◆ **Given records**:
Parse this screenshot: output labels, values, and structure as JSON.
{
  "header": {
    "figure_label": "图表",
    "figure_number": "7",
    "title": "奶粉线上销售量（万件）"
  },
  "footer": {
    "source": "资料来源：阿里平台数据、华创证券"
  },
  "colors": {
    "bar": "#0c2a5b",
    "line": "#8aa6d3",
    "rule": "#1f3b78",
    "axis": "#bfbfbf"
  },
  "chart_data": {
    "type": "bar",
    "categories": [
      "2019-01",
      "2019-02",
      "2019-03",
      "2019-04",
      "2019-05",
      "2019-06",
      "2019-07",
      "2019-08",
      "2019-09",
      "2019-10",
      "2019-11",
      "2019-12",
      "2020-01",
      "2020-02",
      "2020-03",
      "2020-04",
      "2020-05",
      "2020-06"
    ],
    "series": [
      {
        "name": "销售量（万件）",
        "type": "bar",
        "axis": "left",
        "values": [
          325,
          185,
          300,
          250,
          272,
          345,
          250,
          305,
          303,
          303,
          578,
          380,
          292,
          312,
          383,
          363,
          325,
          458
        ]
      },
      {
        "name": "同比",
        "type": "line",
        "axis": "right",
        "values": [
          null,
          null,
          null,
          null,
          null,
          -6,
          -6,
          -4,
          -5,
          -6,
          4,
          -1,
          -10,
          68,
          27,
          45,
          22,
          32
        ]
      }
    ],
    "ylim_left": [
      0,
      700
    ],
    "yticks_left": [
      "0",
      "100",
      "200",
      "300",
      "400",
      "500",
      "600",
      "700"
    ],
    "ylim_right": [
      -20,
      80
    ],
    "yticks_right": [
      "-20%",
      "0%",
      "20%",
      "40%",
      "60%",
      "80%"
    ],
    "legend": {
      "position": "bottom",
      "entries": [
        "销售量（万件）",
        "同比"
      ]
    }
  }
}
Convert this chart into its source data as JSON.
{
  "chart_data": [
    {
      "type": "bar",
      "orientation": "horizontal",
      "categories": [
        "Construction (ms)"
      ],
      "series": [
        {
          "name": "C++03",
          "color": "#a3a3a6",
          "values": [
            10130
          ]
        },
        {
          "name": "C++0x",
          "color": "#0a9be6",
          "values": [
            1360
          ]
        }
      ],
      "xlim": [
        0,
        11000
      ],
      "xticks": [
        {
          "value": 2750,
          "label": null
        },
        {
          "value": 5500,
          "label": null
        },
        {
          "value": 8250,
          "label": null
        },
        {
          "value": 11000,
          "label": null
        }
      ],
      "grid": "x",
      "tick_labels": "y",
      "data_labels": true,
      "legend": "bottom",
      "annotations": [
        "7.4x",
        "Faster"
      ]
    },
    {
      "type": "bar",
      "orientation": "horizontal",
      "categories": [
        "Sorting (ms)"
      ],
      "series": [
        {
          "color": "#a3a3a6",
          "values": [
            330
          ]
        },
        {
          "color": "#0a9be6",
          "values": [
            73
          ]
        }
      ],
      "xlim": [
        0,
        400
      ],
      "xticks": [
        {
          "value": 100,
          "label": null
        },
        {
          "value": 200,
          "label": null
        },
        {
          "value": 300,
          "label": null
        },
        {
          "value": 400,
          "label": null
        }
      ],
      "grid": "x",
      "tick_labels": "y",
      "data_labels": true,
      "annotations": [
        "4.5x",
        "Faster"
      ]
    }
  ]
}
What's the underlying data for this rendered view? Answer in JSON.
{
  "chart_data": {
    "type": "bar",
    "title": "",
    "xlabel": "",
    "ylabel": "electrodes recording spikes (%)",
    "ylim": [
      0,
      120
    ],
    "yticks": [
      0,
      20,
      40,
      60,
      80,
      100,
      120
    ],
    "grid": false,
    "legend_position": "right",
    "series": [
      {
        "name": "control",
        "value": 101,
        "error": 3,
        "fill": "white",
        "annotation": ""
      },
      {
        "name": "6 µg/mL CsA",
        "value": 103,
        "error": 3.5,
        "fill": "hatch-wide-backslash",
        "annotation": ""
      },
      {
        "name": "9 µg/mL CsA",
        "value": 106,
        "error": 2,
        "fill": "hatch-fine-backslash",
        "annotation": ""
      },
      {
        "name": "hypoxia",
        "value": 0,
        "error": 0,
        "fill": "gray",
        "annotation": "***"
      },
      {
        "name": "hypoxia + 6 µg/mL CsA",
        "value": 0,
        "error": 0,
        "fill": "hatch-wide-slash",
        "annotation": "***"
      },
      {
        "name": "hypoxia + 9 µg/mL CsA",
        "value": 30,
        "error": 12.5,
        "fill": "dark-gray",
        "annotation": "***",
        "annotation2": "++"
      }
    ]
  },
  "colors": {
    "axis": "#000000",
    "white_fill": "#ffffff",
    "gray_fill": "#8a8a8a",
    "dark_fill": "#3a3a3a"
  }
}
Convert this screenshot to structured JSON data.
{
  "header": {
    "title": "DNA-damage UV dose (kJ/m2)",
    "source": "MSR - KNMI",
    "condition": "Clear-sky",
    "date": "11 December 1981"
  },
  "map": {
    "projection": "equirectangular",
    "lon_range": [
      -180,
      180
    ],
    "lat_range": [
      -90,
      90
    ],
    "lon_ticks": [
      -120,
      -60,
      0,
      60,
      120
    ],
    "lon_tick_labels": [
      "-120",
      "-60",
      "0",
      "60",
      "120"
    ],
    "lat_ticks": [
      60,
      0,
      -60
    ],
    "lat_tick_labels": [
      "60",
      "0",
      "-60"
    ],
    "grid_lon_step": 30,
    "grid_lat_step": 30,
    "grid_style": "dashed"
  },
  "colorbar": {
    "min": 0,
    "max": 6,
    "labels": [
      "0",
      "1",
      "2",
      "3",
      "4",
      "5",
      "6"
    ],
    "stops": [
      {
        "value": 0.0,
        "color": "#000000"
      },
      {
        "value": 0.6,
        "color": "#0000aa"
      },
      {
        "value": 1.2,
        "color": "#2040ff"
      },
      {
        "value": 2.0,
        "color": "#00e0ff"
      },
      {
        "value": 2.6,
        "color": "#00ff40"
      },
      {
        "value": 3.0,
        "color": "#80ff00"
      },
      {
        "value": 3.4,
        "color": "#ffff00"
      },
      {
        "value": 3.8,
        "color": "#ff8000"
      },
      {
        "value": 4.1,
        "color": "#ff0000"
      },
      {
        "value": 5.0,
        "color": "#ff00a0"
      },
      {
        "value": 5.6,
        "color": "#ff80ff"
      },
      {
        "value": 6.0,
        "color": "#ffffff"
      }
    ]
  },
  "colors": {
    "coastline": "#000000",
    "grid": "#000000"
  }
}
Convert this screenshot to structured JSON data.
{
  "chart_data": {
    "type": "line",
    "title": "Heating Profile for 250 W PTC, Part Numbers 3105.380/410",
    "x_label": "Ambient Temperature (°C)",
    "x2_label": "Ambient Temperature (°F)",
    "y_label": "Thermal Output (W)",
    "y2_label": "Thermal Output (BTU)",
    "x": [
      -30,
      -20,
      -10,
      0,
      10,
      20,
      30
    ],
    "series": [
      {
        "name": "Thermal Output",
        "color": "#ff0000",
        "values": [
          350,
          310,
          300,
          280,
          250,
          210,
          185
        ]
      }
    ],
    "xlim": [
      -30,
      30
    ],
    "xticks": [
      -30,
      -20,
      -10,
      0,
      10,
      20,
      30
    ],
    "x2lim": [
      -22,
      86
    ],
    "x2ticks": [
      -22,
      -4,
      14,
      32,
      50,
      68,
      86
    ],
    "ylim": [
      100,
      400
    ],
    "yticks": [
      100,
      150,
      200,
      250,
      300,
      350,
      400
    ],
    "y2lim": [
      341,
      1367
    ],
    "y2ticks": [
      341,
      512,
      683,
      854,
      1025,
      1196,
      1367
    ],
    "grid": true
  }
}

◆ **Problem to solve**:
Reproduce the records above exactly as they appear.

◆ **Result of this task**:
Parse this screenshot: output labels, values, and structure as JSON.
{
  "header": {
    "figure_label": "图表",
    "figure_number": "7",
    "title": "奶粉线上销售量（万件）"
  },
  "footer": {
    "source": "资料来源：阿里平台数据、华创证券"
  },
  "colors": {
    "bar": "#0c2a5b",
    "line": "#8aa6d3",
    "rule": "#1f3b78",
    "axis": "#bfbfbf"
  },
  "chart_data": {
    "type": "bar",
    "categories": [
      "2019-01",
      "2019-02",
      "2019-03",
      "2019-04",
      "2019-05",
      "2019-06",
      "2019-07",
      "2019-08",
      "2019-09",
      "2019-10",
      "2019-11",
      "2019-12",
      "2020-01",
      "2020-02",
      "2020-03",
      "2020-04",
      "2020-05",
      "2020-06"
    ],
    "series": [
      {
        "name": "销售量（万件）",
        "type": "bar",
        "axis": "left",
        "values": [
          325,
          185,
          300,
          250,
          272,
          345,
          250,
          305,
          303,
          303,
          578,
          380,
          292,
          312,
          383,
          363,
          325,
          458
        ]
      },
      {
        "name": "同比",
        "type": "line",
        "axis": "right",
        "values": [
          null,
          null,
          null,
          null,
          null,
          -6,
          -6,
          -4,
          -5,
          -6,
          4,
          -1,
          -10,
          68,
          27,
          45,
          22,
          32
        ]
      }
    ],
    "ylim_left": [
      0,
      700
    ],
    "yticks_left": [
      "0",
      "100",
      "200",
      "300",
      "400",
      "500",
      "600",
      "700"
    ],
    "ylim_right": [
      -20,
      80
    ],
    "yticks_right": [
      "-20%",
      "0%",
      "20%",
      "40%",
      "60%",
      "80%"
    ],
    "legend": {
      "position": "bottom",
      "entries": [
        "销售量（万件）",
        "同比"
      ]
    }
  }
}
Convert this chart into its source data as JSON.
{
  "chart_data": [
    {
      "type": "bar",
      "orientation": "horizontal",
      "categories": [
        "Construction (ms)"
      ],
      "series": [
        {
          "name": "C++03",
          "color": "#a3a3a6",
          "values": [
            10130
          ]
        },
        {
          "name": "C++0x",
          "color": "#0a9be6",
          "values": [
            1360
          ]
        }
      ],
      "xlim": [
        0,
        11000
      ],
      "xticks": [
        {
          "value": 2750,
          "label": null
        },
        {
          "value": 5500,
          "label": null
        },
        {
          "value": 8250,
          "label": null
        },
        {
          "value": 11000,
          "label": null
        }
      ],
      "grid": "x",
      "tick_labels": "y",
      "data_labels": true,
      "legend": "bottom",
      "annotations": [
        "7.4x",
        "Faster"
      ]
    },
    {
      "type": "bar",
      "orientation": "horizontal",
      "categories": [
        "Sorting (ms)"
      ],
      "series": [
        {
          "color": "#a3a3a6",
          "values": [
            330
          ]
        },
        {
          "color": "#0a9be6",
          "values": [
            73
          ]
        }
      ],
      "xlim": [
        0,
        400
      ],
      "xticks": [
        {
          "value": 100,
          "label": null
        },
        {
          "value": 200,
          "label": null
        },
        {
          "value": 300,
          "label": null
        },
        {
          "value": 400,
          "label": null
        }
      ],
      "grid": "x",
      "tick_labels": "y",
      "data_labels": true,
      "annotations": [
        "4.5x",
        "Faster"
      ]
    }
  ]
}
What's the underlying data for this rendered view? Answer in JSON.
{
  "chart_data": {
    "type": "bar",
    "title": "",
    "xlabel": "",
    "ylabel": "electrodes recording spikes (%)",
    "ylim": [
      0,
      120
    ],
    "yticks": [
      0,
      20,
      40,
      60,
      80,
      100,
      120
    ],
    "grid": false,
    "legend_position": "right",
    "series": [
      {
        "name": "control",
        "value": 101,
        "error": 3,
        "fill": "white",
        "annotation": ""
      },
      {
        "name": "6 µg/mL CsA",
        "value": 103,
        "error": 3.5,
        "fill": "hatch-wide-backslash",
        "annotation": ""
      },
      {
        "name": "9 µg/mL CsA",
        "value": 106,
        "error": 2,
        "fill": "hatch-fine-backslash",
        "annotation": ""
      },
      {
        "name": "hypoxia",
        "value": 0,
        "error": 0,
        "fill": "gray",
        "annotation": "***"
      },
      {
        "name": "hypoxia + 6 µg/mL CsA",
        "value": 0,
        "error": 0,
        "fill": "hatch-wide-slash",
        "annotation": "***"
      },
      {
        "name": "hypoxia + 9 µg/mL CsA",
        "value": 30,
        "error": 12.5,
        "fill": "dark-gray",
        "annotation": "***",
        "annotation2": "++"
      }
    ]
  },
  "colors": {
    "axis": "#000000",
    "white_fill": "#ffffff",
    "gray_fill": "#8a8a8a",
    "dark_fill": "#3a3a3a"
  }
}
Convert this screenshot to structured JSON data.
{
  "header": {
    "title": "DNA-damage UV dose (kJ/m2)",
    "source": "MSR - KNMI",
    "condition": "Clear-sky",
    "date": "11 December 1981"
  },
  "map": {
    "projection": "equirectangular",
    "lon_range": [
      -180,
      180
    ],
    "lat_range": [
      -90,
      90
    ],
    "lon_ticks": [
      -120,
      -60,
      0,
      60,
      120
    ],
    "lon_tick_labels": [
      "-120",
      "-60",
      "0",
      "60",
      "120"
    ],
    "lat_ticks": [
      60,
      0,
      -60
    ],
    "lat_tick_labels": [
      "60",
      "0",
      "-60"
    ],
    "grid_lon_step": 30,
    "grid_lat_step": 30,
    "grid_style": "dashed"
  },
  "colorbar": {
    "min": 0,
    "max": 6,
    "labels": [
      "0",
      "1",
      "2",
      "3",
      "4",
      "5",
      "6"
    ],
    "stops": [
      {
        "value": 0.0,
        "color": "#000000"
      },
      {
        "value": 0.6,
        "color": "#0000aa"
      },
      {
        "value": 1.2,
        "color": "#2040ff"
      },
      {
        "value": 2.0,
        "color": "#00e0ff"
      },
      {
        "value": 2.6,
        "color": "#00ff40"
      },
      {
        "value": 3.0,
        "color": "#80ff00"
      },
      {
        "value": 3.4,
        "color": "#ffff00"
      },
      {
        "value": 3.8,
        "color": "#ff8000"
      },
      {
        "value": 4.1,
        "color": "#ff0000"
      },
      {
        "value": 5.0,
        "color": "#ff00a0"
      },
      {
        "value": 5.6,
        "color": "#ff80ff"
      },
      {
        "value": 6.0,
        "color": "#ffffff"
      }
    ]
  },
  "colors": {
    "coastline": "#000000",
    "grid": "#000000"
  }
}
Convert this screenshot to structured JSON data.
{
  "chart_data": {
    "type": "line",
    "title": "Heating Profile for 250 W PTC, Part Numbers 3105.380/410",
    "x_label": "Ambient Temperature (°C)",
    "x2_label": "Ambient Temperature (°F)",
    "y_label": "Thermal Output (W)",
    "y2_label": "Thermal Output (BTU)",
    "x": [
      -30,
      -20,
      -10,
      0,
      10,
      20,
      30
    ],
    "series": [
      {
        "name": "Thermal Output",
        "color": "#ff0000",
        "values": [
          350,
          310,
          300,
          280,
          250,
          210,
          185
        ]
      }
    ],
    "xlim": [
      -30,
      30
    ],
    "xticks": [
      -30,
      -20,
      -10,
      0,
      10,
      20,
      30
    ],
    "x2lim": [
      -22,
      86
    ],
    "x2ticks": [
      -22,
      -4,
      14,
      32,
      50,
      68,
      86
    ],
    "ylim": [
      100,
      400
    ],
    "yticks": [
      100,
      150,
      200,
      250,
      300,
      350,
      400
    ],
    "y2lim": [
      341,
      1367
    ],
    "y2ticks": [
      341,
      512,
      683,
      854,
      1025,
      1196,
      1367
    ],
    "grid": true
  }
}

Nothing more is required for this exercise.